%%

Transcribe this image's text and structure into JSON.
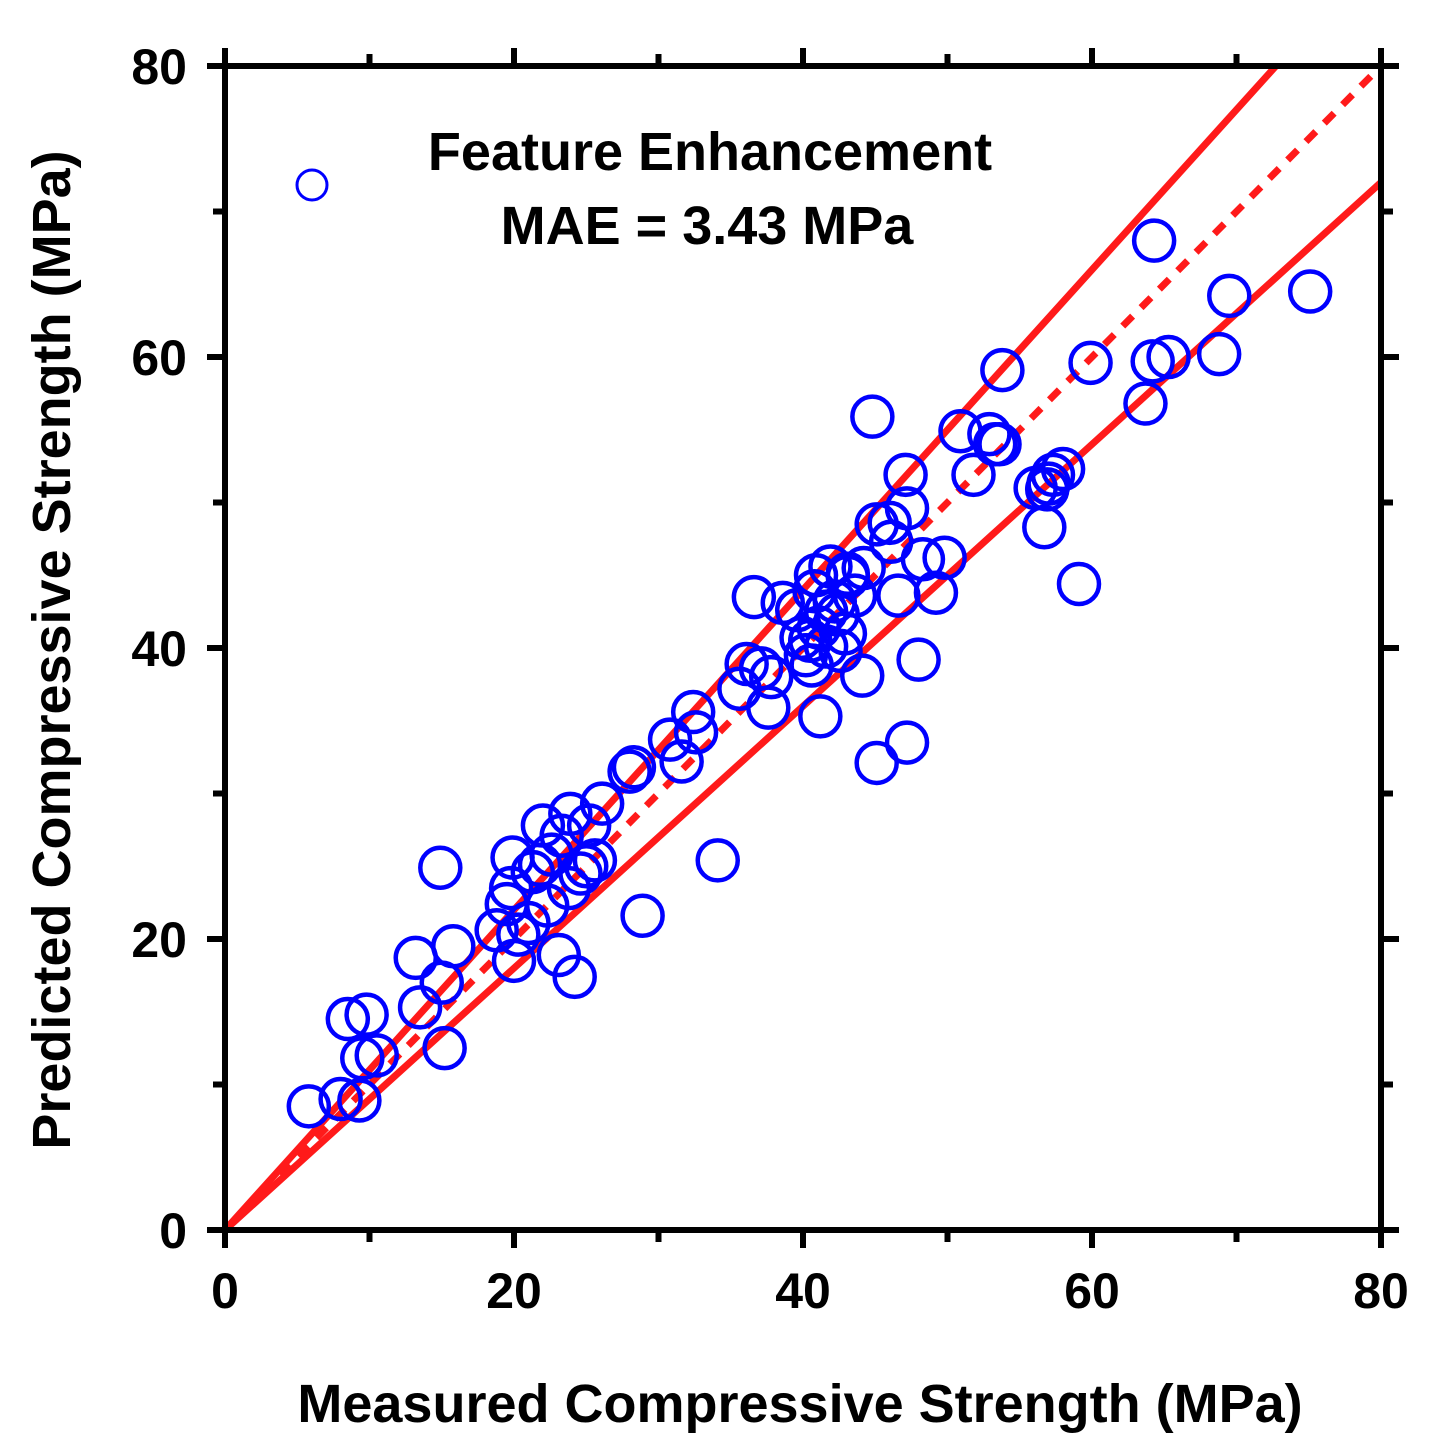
{
  "chart_data": {
    "type": "scatter",
    "xlabel": "Measured Compressive Strength (MPa)",
    "ylabel": "Predicted Compressive Strength (MPa)",
    "xlim": [
      0,
      80
    ],
    "ylim": [
      0,
      80
    ],
    "x_ticks": [
      0,
      20,
      40,
      60,
      80
    ],
    "y_ticks": [
      0,
      20,
      40,
      60,
      80
    ],
    "legend": {
      "series_name": "Feature Enhancement",
      "metric": "MAE = 3.43 MPa",
      "placement": "top-left"
    },
    "colors": {
      "points": "#0000ff",
      "reference_lines": "#ff1a1a",
      "axes": "#000000"
    },
    "reference_lines": [
      {
        "name": "1:1 line",
        "style": "dotted",
        "slope": 1.0
      },
      {
        "name": "upper bound",
        "style": "solid",
        "slope": 1.1
      },
      {
        "name": "lower bound",
        "style": "solid",
        "slope": 0.9
      }
    ],
    "series": [
      {
        "name": "Feature Enhancement",
        "marker": "open-circle",
        "points": [
          [
            5.8,
            8.5
          ],
          [
            8.0,
            9.0
          ],
          [
            8.5,
            14.5
          ],
          [
            9.3,
            8.9
          ],
          [
            9.8,
            14.8
          ],
          [
            9.5,
            11.8
          ],
          [
            10.5,
            12.0
          ],
          [
            13.2,
            18.7
          ],
          [
            13.5,
            15.3
          ],
          [
            15.0,
            17.0
          ],
          [
            15.2,
            12.5
          ],
          [
            15.8,
            19.5
          ],
          [
            14.9,
            24.9
          ],
          [
            18.8,
            20.6
          ],
          [
            19.5,
            22.4
          ],
          [
            20.0,
            18.5
          ],
          [
            20.3,
            20.3
          ],
          [
            19.8,
            23.5
          ],
          [
            19.9,
            25.6
          ],
          [
            21.0,
            21.1
          ],
          [
            21.3,
            24.6
          ],
          [
            21.8,
            25.1
          ],
          [
            22.3,
            22.3
          ],
          [
            22.6,
            25.8
          ],
          [
            23.3,
            27.1
          ],
          [
            22.0,
            27.8
          ],
          [
            23.9,
            28.6
          ],
          [
            23.1,
            18.9
          ],
          [
            23.8,
            23.5
          ],
          [
            24.2,
            17.4
          ],
          [
            24.6,
            24.5
          ],
          [
            25.0,
            25.0
          ],
          [
            25.6,
            25.4
          ],
          [
            25.2,
            27.8
          ],
          [
            26.1,
            29.3
          ],
          [
            28.0,
            31.5
          ],
          [
            28.3,
            31.8
          ],
          [
            28.9,
            21.6
          ],
          [
            30.8,
            33.7
          ],
          [
            31.6,
            32.2
          ],
          [
            32.4,
            35.6
          ],
          [
            32.6,
            34.2
          ],
          [
            34.1,
            25.4
          ],
          [
            35.6,
            37.2
          ],
          [
            36.1,
            38.9
          ],
          [
            36.6,
            43.5
          ],
          [
            37.1,
            38.6
          ],
          [
            37.6,
            35.9
          ],
          [
            37.8,
            38.0
          ],
          [
            38.6,
            43.1
          ],
          [
            39.6,
            42.6
          ],
          [
            39.9,
            40.7
          ],
          [
            40.5,
            40.5
          ],
          [
            40.2,
            39.5
          ],
          [
            40.8,
            43.9
          ],
          [
            40.9,
            45.0
          ],
          [
            40.6,
            38.8
          ],
          [
            41.2,
            35.3
          ],
          [
            41.1,
            41.4
          ],
          [
            41.6,
            42.5
          ],
          [
            41.9,
            45.6
          ],
          [
            42.2,
            43.2
          ],
          [
            42.4,
            42.3
          ],
          [
            41.6,
            40.1
          ],
          [
            42.6,
            39.8
          ],
          [
            42.9,
            41.0
          ],
          [
            43.1,
            44.9
          ],
          [
            43.6,
            43.6
          ],
          [
            43.1,
            45.1
          ],
          [
            44.2,
            45.5
          ],
          [
            44.1,
            38.1
          ],
          [
            44.8,
            55.9
          ],
          [
            45.1,
            48.5
          ],
          [
            45.1,
            32.1
          ],
          [
            46.0,
            48.6
          ],
          [
            46.1,
            47.3
          ],
          [
            46.6,
            43.6
          ],
          [
            47.1,
            51.9
          ],
          [
            47.2,
            49.6
          ],
          [
            47.2,
            33.5
          ],
          [
            48.0,
            39.2
          ],
          [
            48.3,
            46.1
          ],
          [
            49.2,
            43.8
          ],
          [
            49.8,
            46.2
          ],
          [
            50.9,
            54.9
          ],
          [
            51.8,
            51.9
          ],
          [
            52.9,
            54.7
          ],
          [
            53.3,
            54.0
          ],
          [
            53.6,
            54.0
          ],
          [
            53.8,
            59.1
          ],
          [
            56.1,
            51.0
          ],
          [
            56.7,
            48.3
          ],
          [
            56.9,
            50.9
          ],
          [
            57.0,
            51.3
          ],
          [
            57.3,
            51.9
          ],
          [
            58.0,
            52.3
          ],
          [
            59.1,
            44.4
          ],
          [
            59.9,
            59.6
          ],
          [
            63.7,
            56.8
          ],
          [
            64.2,
            59.7
          ],
          [
            65.3,
            60.0
          ],
          [
            64.3,
            68.0
          ],
          [
            68.8,
            60.2
          ],
          [
            69.5,
            64.2
          ],
          [
            75.1,
            64.5
          ]
        ]
      }
    ]
  }
}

%%

EXERCISE REQUIREMENTS >>
Restate every record exactly, please; do not copy the pictures.

WORKED SOLUTION >>
Transcribe this image's text and structure into JSON.
{
  "chart_data": {
    "type": "scatter",
    "xlabel": "Measured Compressive Strength (MPa)",
    "ylabel": "Predicted Compressive Strength (MPa)",
    "xlim": [
      0,
      80
    ],
    "ylim": [
      0,
      80
    ],
    "x_ticks": [
      0,
      20,
      40,
      60,
      80
    ],
    "y_ticks": [
      0,
      20,
      40,
      60,
      80
    ],
    "legend": {
      "series_name": "Feature Enhancement",
      "metric": "MAE = 3.43 MPa",
      "placement": "top-left"
    },
    "colors": {
      "points": "#0000ff",
      "reference_lines": "#ff1a1a",
      "axes": "#000000"
    },
    "reference_lines": [
      {
        "name": "1:1 line",
        "style": "dotted",
        "slope": 1.0
      },
      {
        "name": "upper bound",
        "style": "solid",
        "slope": 1.1
      },
      {
        "name": "lower bound",
        "style": "solid",
        "slope": 0.9
      }
    ],
    "series": [
      {
        "name": "Feature Enhancement",
        "marker": "open-circle",
        "points": [
          [
            5.8,
            8.5
          ],
          [
            8.0,
            9.0
          ],
          [
            8.5,
            14.5
          ],
          [
            9.3,
            8.9
          ],
          [
            9.8,
            14.8
          ],
          [
            9.5,
            11.8
          ],
          [
            10.5,
            12.0
          ],
          [
            13.2,
            18.7
          ],
          [
            13.5,
            15.3
          ],
          [
            15.0,
            17.0
          ],
          [
            15.2,
            12.5
          ],
          [
            15.8,
            19.5
          ],
          [
            14.9,
            24.9
          ],
          [
            18.8,
            20.6
          ],
          [
            19.5,
            22.4
          ],
          [
            20.0,
            18.5
          ],
          [
            20.3,
            20.3
          ],
          [
            19.8,
            23.5
          ],
          [
            19.9,
            25.6
          ],
          [
            21.0,
            21.1
          ],
          [
            21.3,
            24.6
          ],
          [
            21.8,
            25.1
          ],
          [
            22.3,
            22.3
          ],
          [
            22.6,
            25.8
          ],
          [
            23.3,
            27.1
          ],
          [
            22.0,
            27.8
          ],
          [
            23.9,
            28.6
          ],
          [
            23.1,
            18.9
          ],
          [
            23.8,
            23.5
          ],
          [
            24.2,
            17.4
          ],
          [
            24.6,
            24.5
          ],
          [
            25.0,
            25.0
          ],
          [
            25.6,
            25.4
          ],
          [
            25.2,
            27.8
          ],
          [
            26.1,
            29.3
          ],
          [
            28.0,
            31.5
          ],
          [
            28.3,
            31.8
          ],
          [
            28.9,
            21.6
          ],
          [
            30.8,
            33.7
          ],
          [
            31.6,
            32.2
          ],
          [
            32.4,
            35.6
          ],
          [
            32.6,
            34.2
          ],
          [
            34.1,
            25.4
          ],
          [
            35.6,
            37.2
          ],
          [
            36.1,
            38.9
          ],
          [
            36.6,
            43.5
          ],
          [
            37.1,
            38.6
          ],
          [
            37.6,
            35.9
          ],
          [
            37.8,
            38.0
          ],
          [
            38.6,
            43.1
          ],
          [
            39.6,
            42.6
          ],
          [
            39.9,
            40.7
          ],
          [
            40.5,
            40.5
          ],
          [
            40.2,
            39.5
          ],
          [
            40.8,
            43.9
          ],
          [
            40.9,
            45.0
          ],
          [
            40.6,
            38.8
          ],
          [
            41.2,
            35.3
          ],
          [
            41.1,
            41.4
          ],
          [
            41.6,
            42.5
          ],
          [
            41.9,
            45.6
          ],
          [
            42.2,
            43.2
          ],
          [
            42.4,
            42.3
          ],
          [
            41.6,
            40.1
          ],
          [
            42.6,
            39.8
          ],
          [
            42.9,
            41.0
          ],
          [
            43.1,
            44.9
          ],
          [
            43.6,
            43.6
          ],
          [
            43.1,
            45.1
          ],
          [
            44.2,
            45.5
          ],
          [
            44.1,
            38.1
          ],
          [
            44.8,
            55.9
          ],
          [
            45.1,
            48.5
          ],
          [
            45.1,
            32.1
          ],
          [
            46.0,
            48.6
          ],
          [
            46.1,
            47.3
          ],
          [
            46.6,
            43.6
          ],
          [
            47.1,
            51.9
          ],
          [
            47.2,
            49.6
          ],
          [
            47.2,
            33.5
          ],
          [
            48.0,
            39.2
          ],
          [
            48.3,
            46.1
          ],
          [
            49.2,
            43.8
          ],
          [
            49.8,
            46.2
          ],
          [
            50.9,
            54.9
          ],
          [
            51.8,
            51.9
          ],
          [
            52.9,
            54.7
          ],
          [
            53.3,
            54.0
          ],
          [
            53.6,
            54.0
          ],
          [
            53.8,
            59.1
          ],
          [
            56.1,
            51.0
          ],
          [
            56.7,
            48.3
          ],
          [
            56.9,
            50.9
          ],
          [
            57.0,
            51.3
          ],
          [
            57.3,
            51.9
          ],
          [
            58.0,
            52.3
          ],
          [
            59.1,
            44.4
          ],
          [
            59.9,
            59.6
          ],
          [
            63.7,
            56.8
          ],
          [
            64.2,
            59.7
          ],
          [
            65.3,
            60.0
          ],
          [
            64.3,
            68.0
          ],
          [
            68.8,
            60.2
          ],
          [
            69.5,
            64.2
          ],
          [
            75.1,
            64.5
          ]
        ]
      }
    ]
  }
}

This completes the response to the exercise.